**Exercise**
Select the lines that hold the word "Monotipos" and copy each one.

**Data section**

** Begin **

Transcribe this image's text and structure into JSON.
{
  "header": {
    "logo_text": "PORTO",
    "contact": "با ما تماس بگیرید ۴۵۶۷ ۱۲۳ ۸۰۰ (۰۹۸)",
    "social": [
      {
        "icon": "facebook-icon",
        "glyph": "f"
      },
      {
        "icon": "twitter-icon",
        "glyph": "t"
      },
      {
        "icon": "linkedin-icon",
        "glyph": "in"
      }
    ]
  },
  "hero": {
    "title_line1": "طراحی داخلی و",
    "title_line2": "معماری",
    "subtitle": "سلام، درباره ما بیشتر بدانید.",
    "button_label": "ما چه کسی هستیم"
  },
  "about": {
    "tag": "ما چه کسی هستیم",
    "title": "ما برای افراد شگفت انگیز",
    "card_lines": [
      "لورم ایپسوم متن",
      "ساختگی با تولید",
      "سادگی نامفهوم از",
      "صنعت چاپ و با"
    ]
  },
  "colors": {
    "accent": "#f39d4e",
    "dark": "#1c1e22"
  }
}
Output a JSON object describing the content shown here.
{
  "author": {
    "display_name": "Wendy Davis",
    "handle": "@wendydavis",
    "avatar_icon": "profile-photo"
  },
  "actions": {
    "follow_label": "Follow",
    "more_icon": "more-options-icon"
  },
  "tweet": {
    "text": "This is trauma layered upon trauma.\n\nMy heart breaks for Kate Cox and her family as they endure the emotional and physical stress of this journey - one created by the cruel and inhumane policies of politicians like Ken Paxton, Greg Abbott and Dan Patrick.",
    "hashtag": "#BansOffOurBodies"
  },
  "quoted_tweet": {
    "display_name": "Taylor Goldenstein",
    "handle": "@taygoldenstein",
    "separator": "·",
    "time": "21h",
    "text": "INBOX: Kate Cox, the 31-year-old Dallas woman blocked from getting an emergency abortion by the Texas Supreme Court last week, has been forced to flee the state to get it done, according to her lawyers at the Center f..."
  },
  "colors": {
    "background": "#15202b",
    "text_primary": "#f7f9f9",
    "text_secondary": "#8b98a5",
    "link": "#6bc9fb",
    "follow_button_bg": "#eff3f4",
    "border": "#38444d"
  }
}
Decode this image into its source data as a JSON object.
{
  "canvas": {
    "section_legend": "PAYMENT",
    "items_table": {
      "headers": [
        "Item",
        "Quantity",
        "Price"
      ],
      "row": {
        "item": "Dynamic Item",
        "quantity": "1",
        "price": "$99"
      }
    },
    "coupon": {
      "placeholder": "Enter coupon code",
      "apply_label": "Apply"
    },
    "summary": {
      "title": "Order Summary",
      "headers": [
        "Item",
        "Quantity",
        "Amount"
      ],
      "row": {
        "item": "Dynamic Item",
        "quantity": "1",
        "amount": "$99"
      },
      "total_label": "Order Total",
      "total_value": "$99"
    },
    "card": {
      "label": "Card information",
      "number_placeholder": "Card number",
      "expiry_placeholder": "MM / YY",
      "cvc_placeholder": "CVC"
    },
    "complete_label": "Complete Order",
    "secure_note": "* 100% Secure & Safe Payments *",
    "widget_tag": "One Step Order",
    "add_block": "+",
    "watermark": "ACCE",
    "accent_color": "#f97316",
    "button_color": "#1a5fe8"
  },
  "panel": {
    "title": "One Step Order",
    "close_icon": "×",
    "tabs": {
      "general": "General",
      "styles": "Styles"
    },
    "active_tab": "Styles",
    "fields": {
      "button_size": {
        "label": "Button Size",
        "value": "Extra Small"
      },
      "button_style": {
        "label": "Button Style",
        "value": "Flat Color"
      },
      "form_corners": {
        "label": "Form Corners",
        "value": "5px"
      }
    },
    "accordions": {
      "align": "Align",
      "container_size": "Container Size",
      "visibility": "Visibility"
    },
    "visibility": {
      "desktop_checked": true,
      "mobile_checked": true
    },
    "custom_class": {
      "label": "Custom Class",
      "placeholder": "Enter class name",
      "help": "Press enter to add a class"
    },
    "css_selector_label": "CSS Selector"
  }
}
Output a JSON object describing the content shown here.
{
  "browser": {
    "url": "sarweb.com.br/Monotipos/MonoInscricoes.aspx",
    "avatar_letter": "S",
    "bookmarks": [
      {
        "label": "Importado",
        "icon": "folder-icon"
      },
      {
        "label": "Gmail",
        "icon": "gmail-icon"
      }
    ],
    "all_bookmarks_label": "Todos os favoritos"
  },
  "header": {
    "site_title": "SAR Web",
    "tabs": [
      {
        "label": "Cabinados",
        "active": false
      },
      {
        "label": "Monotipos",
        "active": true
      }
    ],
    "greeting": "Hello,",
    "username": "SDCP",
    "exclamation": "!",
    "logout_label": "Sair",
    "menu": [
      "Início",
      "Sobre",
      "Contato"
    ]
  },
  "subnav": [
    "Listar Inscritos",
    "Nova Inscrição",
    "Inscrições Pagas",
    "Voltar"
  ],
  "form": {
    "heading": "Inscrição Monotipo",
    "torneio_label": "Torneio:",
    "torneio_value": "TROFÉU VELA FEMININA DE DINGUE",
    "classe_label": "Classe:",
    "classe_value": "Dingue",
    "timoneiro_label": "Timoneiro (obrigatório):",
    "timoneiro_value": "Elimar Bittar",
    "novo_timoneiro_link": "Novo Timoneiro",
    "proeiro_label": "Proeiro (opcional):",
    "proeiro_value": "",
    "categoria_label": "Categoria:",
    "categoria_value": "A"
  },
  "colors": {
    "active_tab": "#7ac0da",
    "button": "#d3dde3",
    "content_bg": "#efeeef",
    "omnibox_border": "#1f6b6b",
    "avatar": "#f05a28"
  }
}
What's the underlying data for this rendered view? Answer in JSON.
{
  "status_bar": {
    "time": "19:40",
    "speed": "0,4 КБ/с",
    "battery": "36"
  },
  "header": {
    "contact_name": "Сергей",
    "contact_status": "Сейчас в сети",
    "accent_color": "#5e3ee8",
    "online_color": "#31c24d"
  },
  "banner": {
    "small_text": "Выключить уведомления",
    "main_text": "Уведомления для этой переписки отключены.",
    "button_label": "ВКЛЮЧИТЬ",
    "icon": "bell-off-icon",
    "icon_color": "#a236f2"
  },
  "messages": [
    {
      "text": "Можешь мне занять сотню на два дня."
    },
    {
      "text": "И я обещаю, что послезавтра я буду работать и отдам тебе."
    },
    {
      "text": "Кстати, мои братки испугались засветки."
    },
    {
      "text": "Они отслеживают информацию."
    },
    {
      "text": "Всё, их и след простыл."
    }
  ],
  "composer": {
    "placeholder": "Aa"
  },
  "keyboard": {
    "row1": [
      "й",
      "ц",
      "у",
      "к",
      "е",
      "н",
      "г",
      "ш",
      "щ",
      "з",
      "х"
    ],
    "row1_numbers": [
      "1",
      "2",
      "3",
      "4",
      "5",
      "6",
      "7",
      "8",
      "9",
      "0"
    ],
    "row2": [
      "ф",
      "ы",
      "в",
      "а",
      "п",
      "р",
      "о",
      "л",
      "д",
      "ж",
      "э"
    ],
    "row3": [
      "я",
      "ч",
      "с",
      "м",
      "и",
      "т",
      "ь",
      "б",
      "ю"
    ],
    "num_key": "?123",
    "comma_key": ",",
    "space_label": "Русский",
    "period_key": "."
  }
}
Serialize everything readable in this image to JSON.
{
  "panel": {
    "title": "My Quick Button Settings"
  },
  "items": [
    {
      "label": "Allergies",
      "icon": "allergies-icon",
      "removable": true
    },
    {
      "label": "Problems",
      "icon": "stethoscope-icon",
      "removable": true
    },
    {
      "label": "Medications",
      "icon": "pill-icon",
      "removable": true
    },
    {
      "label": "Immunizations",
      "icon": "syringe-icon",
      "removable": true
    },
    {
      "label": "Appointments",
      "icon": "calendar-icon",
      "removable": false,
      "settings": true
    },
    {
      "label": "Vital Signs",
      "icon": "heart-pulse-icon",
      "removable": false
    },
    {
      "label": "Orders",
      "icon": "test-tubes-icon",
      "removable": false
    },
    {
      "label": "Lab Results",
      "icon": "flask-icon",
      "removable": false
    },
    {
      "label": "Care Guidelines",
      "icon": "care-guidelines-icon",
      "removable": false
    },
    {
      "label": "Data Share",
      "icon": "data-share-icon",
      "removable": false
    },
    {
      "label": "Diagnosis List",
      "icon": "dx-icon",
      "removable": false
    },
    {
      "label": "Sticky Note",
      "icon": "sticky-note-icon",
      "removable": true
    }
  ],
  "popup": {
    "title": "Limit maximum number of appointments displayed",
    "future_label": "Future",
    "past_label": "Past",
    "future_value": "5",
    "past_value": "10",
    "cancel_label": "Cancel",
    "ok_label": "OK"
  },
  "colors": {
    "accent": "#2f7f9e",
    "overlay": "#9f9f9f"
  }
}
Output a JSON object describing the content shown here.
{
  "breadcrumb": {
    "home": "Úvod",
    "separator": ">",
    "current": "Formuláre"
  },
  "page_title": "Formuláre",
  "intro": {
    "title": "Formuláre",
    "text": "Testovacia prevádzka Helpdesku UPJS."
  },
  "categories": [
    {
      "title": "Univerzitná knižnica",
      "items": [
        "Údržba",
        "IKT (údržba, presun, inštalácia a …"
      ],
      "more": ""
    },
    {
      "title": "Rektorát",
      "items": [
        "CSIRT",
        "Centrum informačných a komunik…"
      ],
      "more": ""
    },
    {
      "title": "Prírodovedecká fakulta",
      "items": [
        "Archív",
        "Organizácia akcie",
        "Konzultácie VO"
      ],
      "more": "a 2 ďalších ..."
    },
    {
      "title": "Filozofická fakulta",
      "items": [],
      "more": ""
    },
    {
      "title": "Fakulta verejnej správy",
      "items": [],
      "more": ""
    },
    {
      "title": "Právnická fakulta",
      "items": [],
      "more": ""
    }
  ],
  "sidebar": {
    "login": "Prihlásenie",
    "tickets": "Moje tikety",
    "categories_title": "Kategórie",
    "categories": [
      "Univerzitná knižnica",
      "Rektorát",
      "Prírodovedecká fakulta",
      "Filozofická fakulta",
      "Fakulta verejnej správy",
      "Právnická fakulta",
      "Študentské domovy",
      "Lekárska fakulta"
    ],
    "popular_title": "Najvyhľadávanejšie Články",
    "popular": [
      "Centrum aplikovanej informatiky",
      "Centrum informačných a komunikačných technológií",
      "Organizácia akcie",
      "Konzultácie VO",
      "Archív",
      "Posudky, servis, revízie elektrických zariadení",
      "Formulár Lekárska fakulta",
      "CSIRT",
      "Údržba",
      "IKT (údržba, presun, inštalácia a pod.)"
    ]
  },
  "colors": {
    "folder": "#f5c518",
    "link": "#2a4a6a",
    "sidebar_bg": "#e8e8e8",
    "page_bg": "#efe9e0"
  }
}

** End **

**Full answer**
    "url": "sarweb.com.br/Monotipos/MonoInscricoes.aspx",
        "label": "Monotipos",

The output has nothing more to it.